* _Stated task_
Print the entries below word for word; the pictures stay out of your copy.

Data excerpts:
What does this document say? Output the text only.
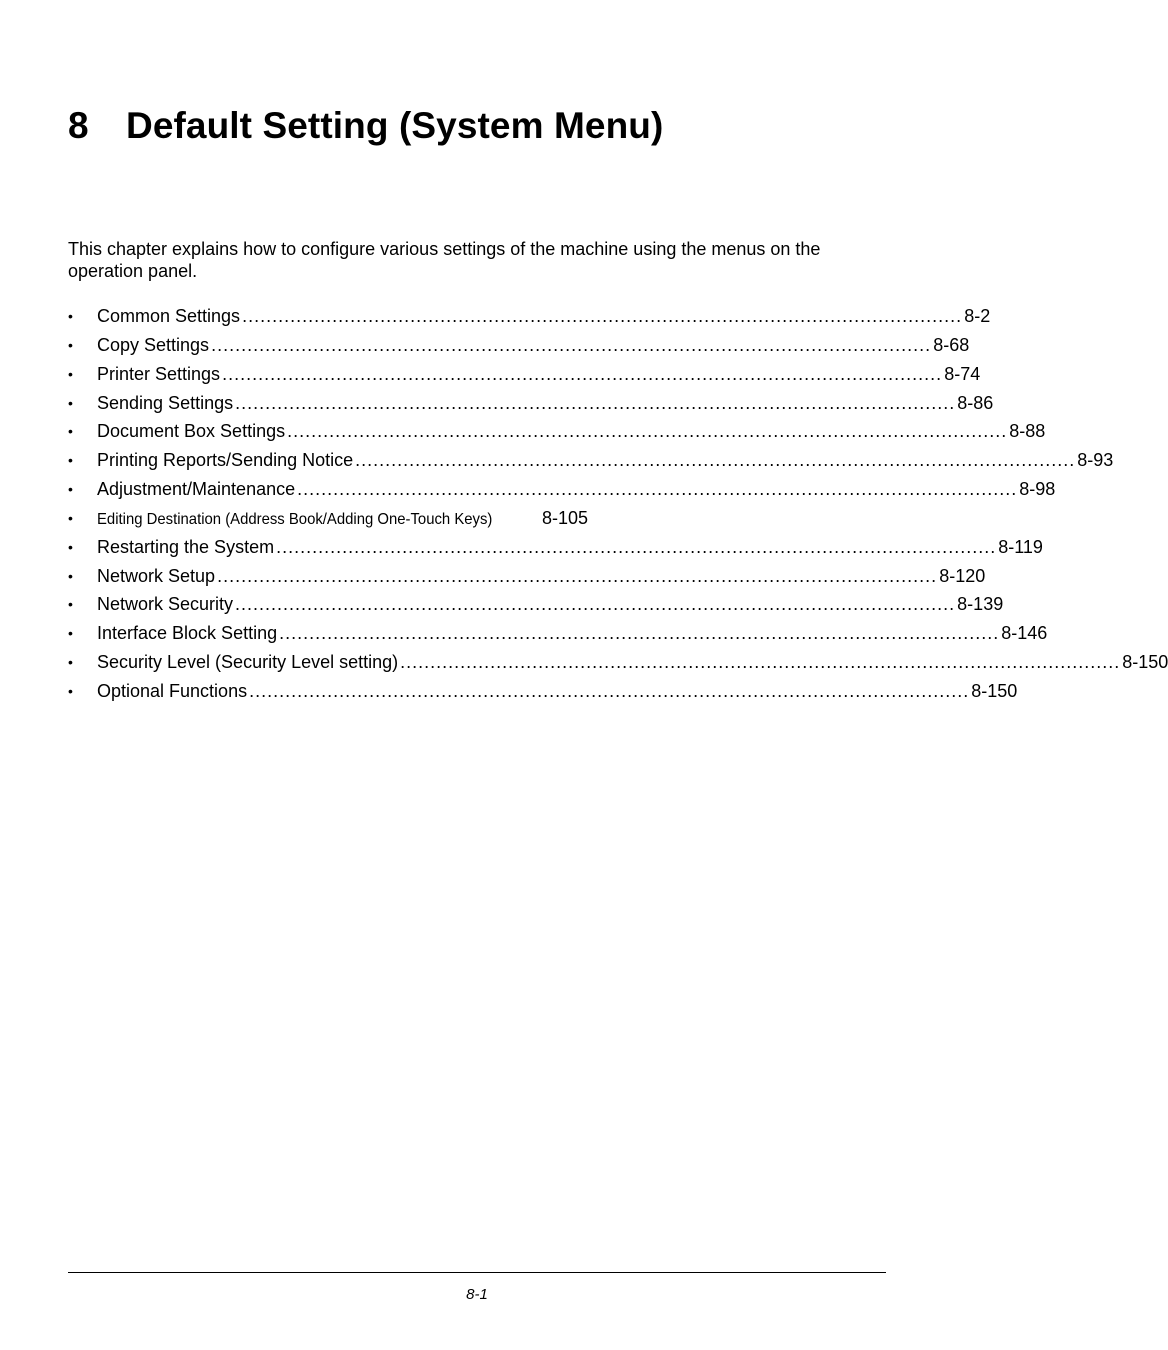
8 Default Setting (System Menu)

This chapter explains how to configure various settings of the machine using the menus on the operation panel.

• Common Settings ........................................................................................................................ 8-2
• Copy Settings ........................................................................................................................ 8-68
• Printer Settings ........................................................................................................................ 8-74
• Sending Settings ........................................................................................................................ 8-86
• Document Box Settings ........................................................................................................................ 8-88
• Printing Reports/Sending Notice ........................................................................................................................ 8-93
• Adjustment/Maintenance ........................................................................................................................ 8-98
• Editing Destination (Address Book/Adding One-Touch Keys)	8-105
• Restarting the System ........................................................................................................................ 8-119
• Network Setup ........................................................................................................................ 8-120
• Network Security ........................................................................................................................ 8-139
• Interface Block Setting ........................................................................................................................ 8-146
• Security Level (Security Level setting) ........................................................................................................................ 8-150
• Optional Functions ........................................................................................................................ 8-150
8-1
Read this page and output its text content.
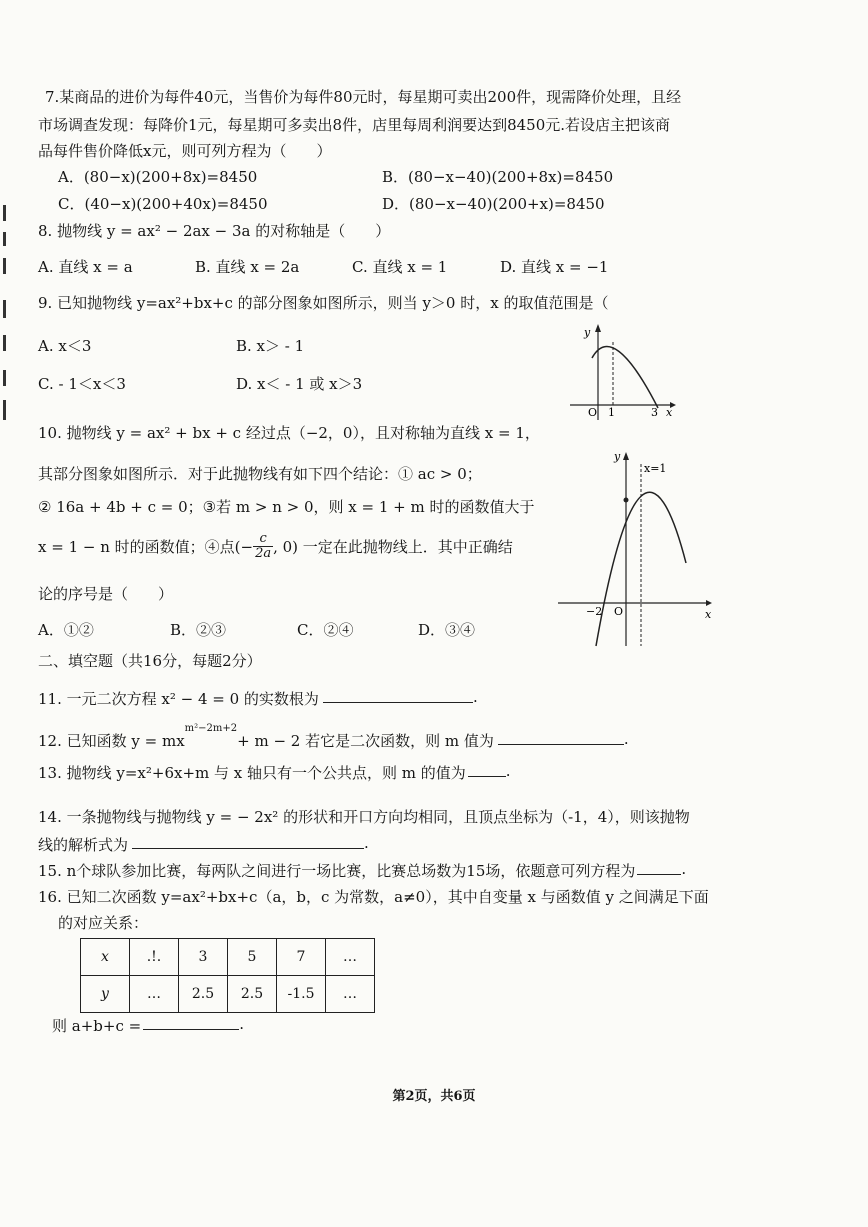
7.某商品的进价为每件40元，当售价为每件80元时，每星期可卖出200件，现需降价处理，且经
市场调查发现：每降价1元，每星期可多卖出8件，店里每周利润要达到8450元.若设店主把该商
品每件售价降低x元，则可列方程为（　　）
A．(80−x)(200+8x)=8450	B．(80−x−40)(200+8x)=8450
C．(40−x)(200+40x)=8450	D．(80−x−40)(200+x)=8450
8. 抛物线 y = ax² − 2ax − 3a 的对称轴是（　　）
A. 直线 x = a	B. 直线 x = 2a	C. 直线 x = 1	D. 直线 x = −1
9. 已知抛物线 y=ax²+bx+c 的部分图象如图所示，则当 y＞0 时，x 的取值范围是（
A. x＜3	B. x＞ - 1
C. - 1＜x＜3	D. x＜ - 1 或 x＞3
y
x
O 1	3
10. 抛物线 y = ax² + bx + c 经过点（−2，0），且对称轴为直线 x = 1，
其部分图象如图所示．对于此抛物线有如下四个结论：① ac > 0；
② 16a + 4b + c = 0；③若 m > n > 0，则 x = 1 + m 时的函数值大于
x = 1 − n 时的函数值；④点(− $\frac{c}{2a}$ , 0) 一定在此抛物线上．其中正确结
论的序号是（　　）
A．①②	B．②③	C．②④	D．③④
y
x=1
x
O
−2
二、填空题（共16分，每题2分）
11. 一元二次方程 x² − 4 = 0 的实数根为	.
12. 已知函数 y = mx
m²−2m+2
+ m − 2 若它是二次函数，则 m 值为	.
13. 抛物线 y=x²+6x+m 与 x 轴只有一个公共点，则 m 的值为	.
14. 一条抛物线与抛物线 y = − 2x² 的形状和开口方向均相同，且顶点坐标为（-1，4），则该抛物
线的解析式为	.
15. n个球队参加比赛，每两队之间进行一场比赛，比赛总场数为15场，依题意可列方程为	.
16. 已知二次函数 y=ax²+bx+c（a，b，c 为常数，a≠0），其中自变量 x 与函数值 y 之间满足下面
的对应关系：
x	.!.	3	5	7	…
y	…	2.5	2.5	-1.5	…
则 a+b+c =	.
第2页，共6页
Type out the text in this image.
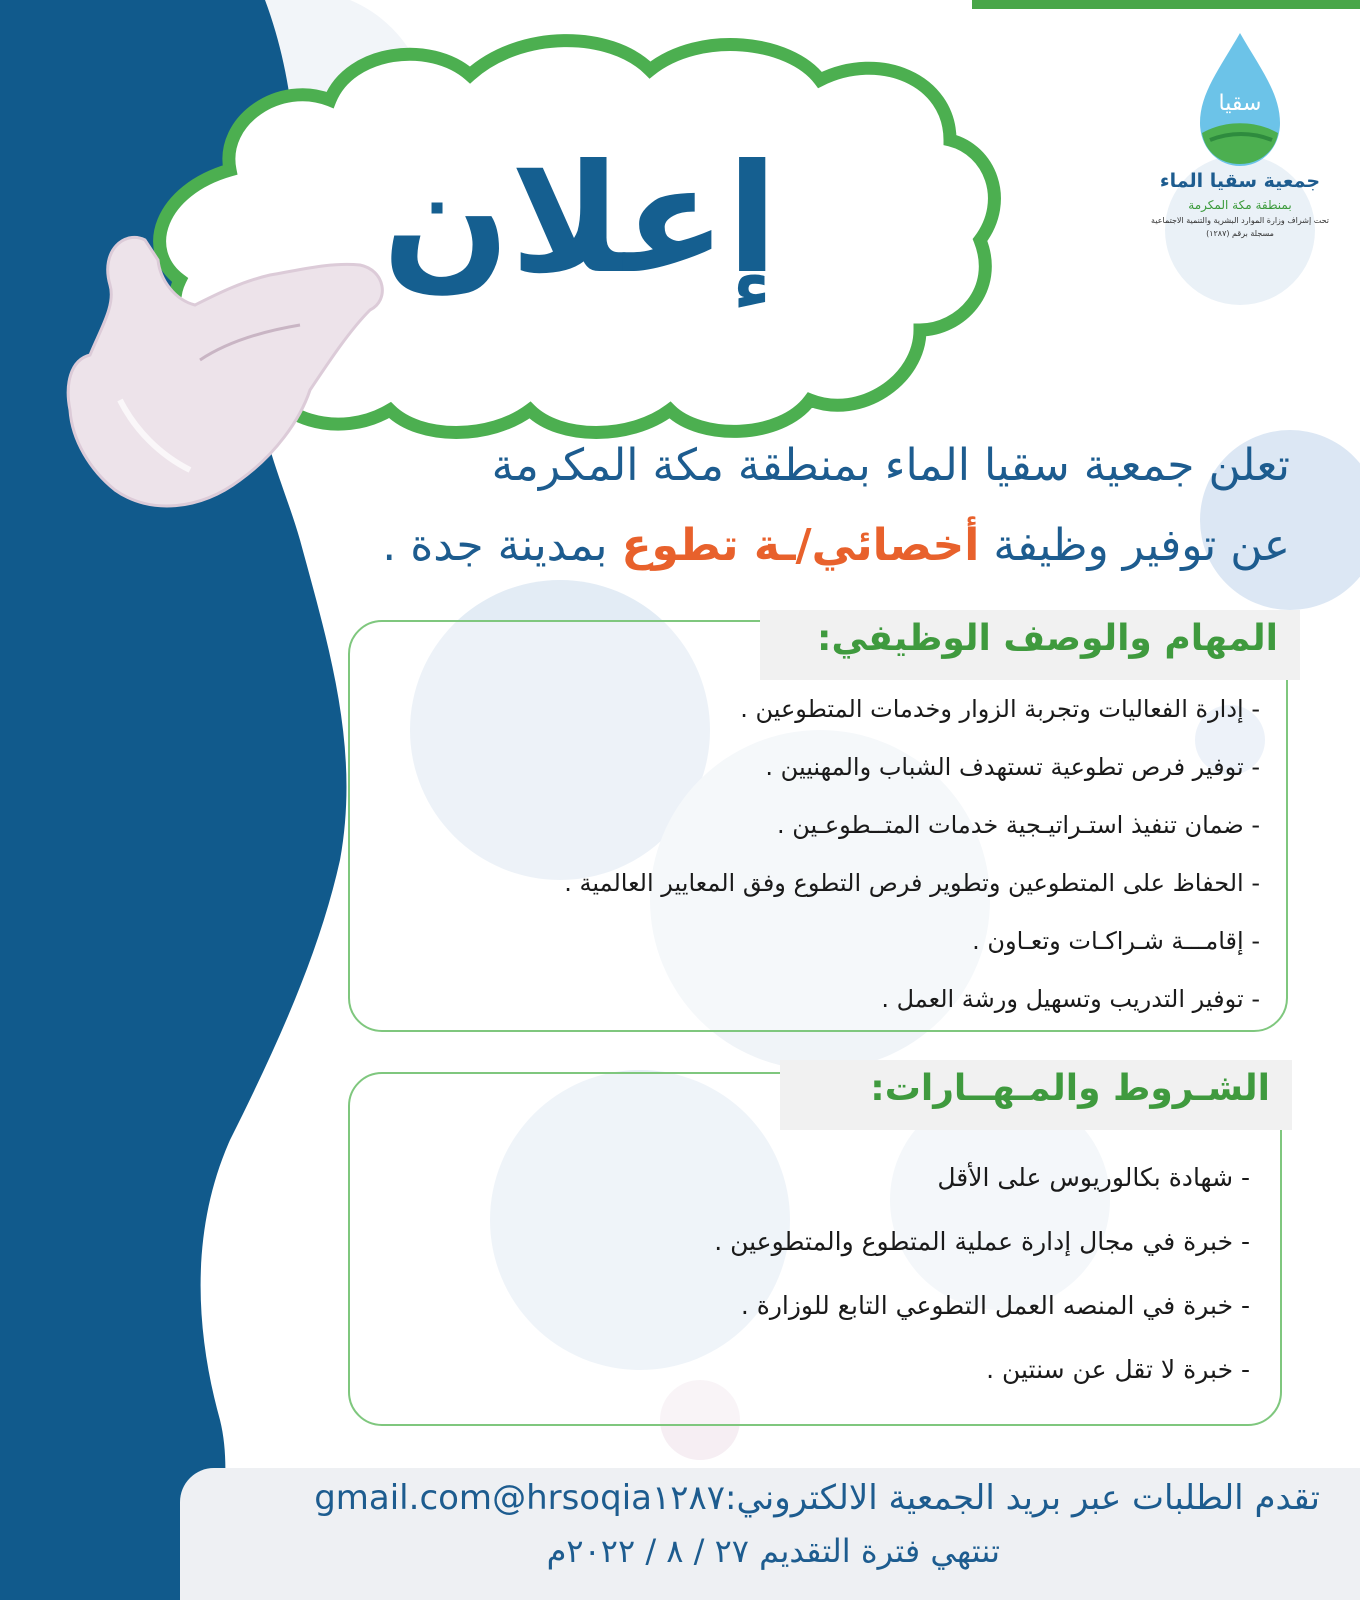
إعلان
سقيا
جمعية سقيا الماء
بمنطقة مكة المكرمة
تحت إشراف وزارة الموارد البشرية والتنمية الاجتماعية
مسجلة برقم (١٢٨٧)
تعلن جمعية سقيا الماء بمنطقة مكة المكرمة
عن توفير وظيفة أخصائي/ـة تطوع بمدينة جدة .
المهام والوصف الوظيفي:
- إدارة الفعاليات وتجربة الزوار وخدمات المتطوعين .
- توفير فرص تطوعية تستهدف الشباب والمهنيين .
- ضمان تنفيذ استـراتيـجية خدمات المتــطوعـين .
- الحفاظ على المتطوعين وتطوير فرص التطوع وفق المعايير العالمية .
- إقامـــة شـراكـات وتعـاون .
- توفير التدريب وتسهيل ورشة العمل .
الشـروط والمـهــارات:
- شهادة بكالوريوس على الأقل
- خبرة في مجال إدارة عملية المتطوع والمتطوعين .
- خبرة في المنصه العمل التطوعي التابع للوزارة .
- خبرة لا تقل عن سنتين .
تقدم الطلبات عبر بريد الجمعية الالكتروني:hrsoqia١٢٨٧@gmail.com
تنتهي فترة التقديم ٢٧ / ٨ / ٢٠٢٢م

* _Answer to the exercise_
What does this document say? Output the text only.
8 Default Setting (System Menu)

This chapter explains how to configure various settings of the machine using the menus on the operation panel.

• Common Settings ........................................................................................................................ 8-2
• Copy Settings ........................................................................................................................ 8-68
• Printer Settings ........................................................................................................................ 8-74
• Sending Settings ........................................................................................................................ 8-86
• Document Box Settings ........................................................................................................................ 8-88
• Printing Reports/Sending Notice ........................................................................................................................ 8-93
• Adjustment/Maintenance ........................................................................................................................ 8-98
• Editing Destination (Address Book/Adding One-Touch Keys)	8-105
• Restarting the System ........................................................................................................................ 8-119
• Network Setup ........................................................................................................................ 8-120
• Network Security ........................................................................................................................ 8-139
• Interface Block Setting ........................................................................................................................ 8-146
• Security Level (Security Level setting) ........................................................................................................................ 8-150
• Optional Functions ........................................................................................................................ 8-150
8-1
Read this page and output its text content.
7.某商品的进价为每件40元，当售价为每件80元时，每星期可卖出200件，现需降价处理，且经
市场调查发现：每降价1元，每星期可多卖出8件，店里每周利润要达到8450元.若设店主把该商
品每件售价降低x元，则可列方程为（　　）
A．(80−x)(200+8x)=8450	B．(80−x−40)(200+8x)=8450
C．(40−x)(200+40x)=8450	D．(80−x−40)(200+x)=8450
8. 抛物线 y = ax² − 2ax − 3a 的对称轴是（　　）
A. 直线 x = a	B. 直线 x = 2a	C. 直线 x = 1	D. 直线 x = −1
9. 已知抛物线 y=ax²+bx+c 的部分图象如图所示，则当 y＞0 时，x 的取值范围是（
A. x＜3	B. x＞ - 1
C. - 1＜x＜3	D. x＜ - 1 或 x＞3
y
x
O 1	3
10. 抛物线 y = ax² + bx + c 经过点（−2，0），且对称轴为直线 x = 1，
其部分图象如图所示．对于此抛物线有如下四个结论：① ac > 0；
② 16a + 4b + c = 0；③若 m > n > 0，则 x = 1 + m 时的函数值大于
x = 1 − n 时的函数值；④点(− $\frac{c}{2a}$ , 0) 一定在此抛物线上．其中正确结
论的序号是（　　）
A．①②	B．②③	C．②④	D．③④
y
x=1
x
O
−2
二、填空题（共16分，每题2分）
11. 一元二次方程 x² − 4 = 0 的实数根为	.
12. 已知函数 y = mx
m²−2m+2
+ m − 2 若它是二次函数，则 m 值为	.
13. 抛物线 y=x²+6x+m 与 x 轴只有一个公共点，则 m 的值为	.
14. 一条抛物线与抛物线 y = − 2x² 的形状和开口方向均相同，且顶点坐标为（-1，4），则该抛物
线的解析式为	.
15. n个球队参加比赛，每两队之间进行一场比赛，比赛总场数为15场，依题意可列方程为	.
16. 已知二次函数 y=ax²+bx+c（a，b，c 为常数，a≠0），其中自变量 x 与函数值 y 之间满足下面
的对应关系：
x	.!.	3	5	7	…
y	…	2.5	2.5	-1.5	…
则 a+b+c =	.
第2页，共6页
Type out the text in this image.
إعلان
سقيا
جمعية سقيا الماء
بمنطقة مكة المكرمة
تحت إشراف وزارة الموارد البشرية والتنمية الاجتماعية
مسجلة برقم (١٢٨٧)
تعلن جمعية سقيا الماء بمنطقة مكة المكرمة
عن توفير وظيفة أخصائي/ـة تطوع بمدينة جدة .
المهام والوصف الوظيفي:
- إدارة الفعاليات وتجربة الزوار وخدمات المتطوعين .
- توفير فرص تطوعية تستهدف الشباب والمهنيين .
- ضمان تنفيذ استـراتيـجية خدمات المتــطوعـين .
- الحفاظ على المتطوعين وتطوير فرص التطوع وفق المعايير العالمية .
- إقامـــة شـراكـات وتعـاون .
- توفير التدريب وتسهيل ورشة العمل .
الشـروط والمـهــارات:
- شهادة بكالوريوس على الأقل
- خبرة في مجال إدارة عملية المتطوع والمتطوعين .
- خبرة في المنصه العمل التطوعي التابع للوزارة .
- خبرة لا تقل عن سنتين .
تقدم الطلبات عبر بريد الجمعية الالكتروني:hrsoqia١٢٨٧@gmail.com
تنتهي فترة التقديم ٢٧ / ٨ / ٢٠٢٢م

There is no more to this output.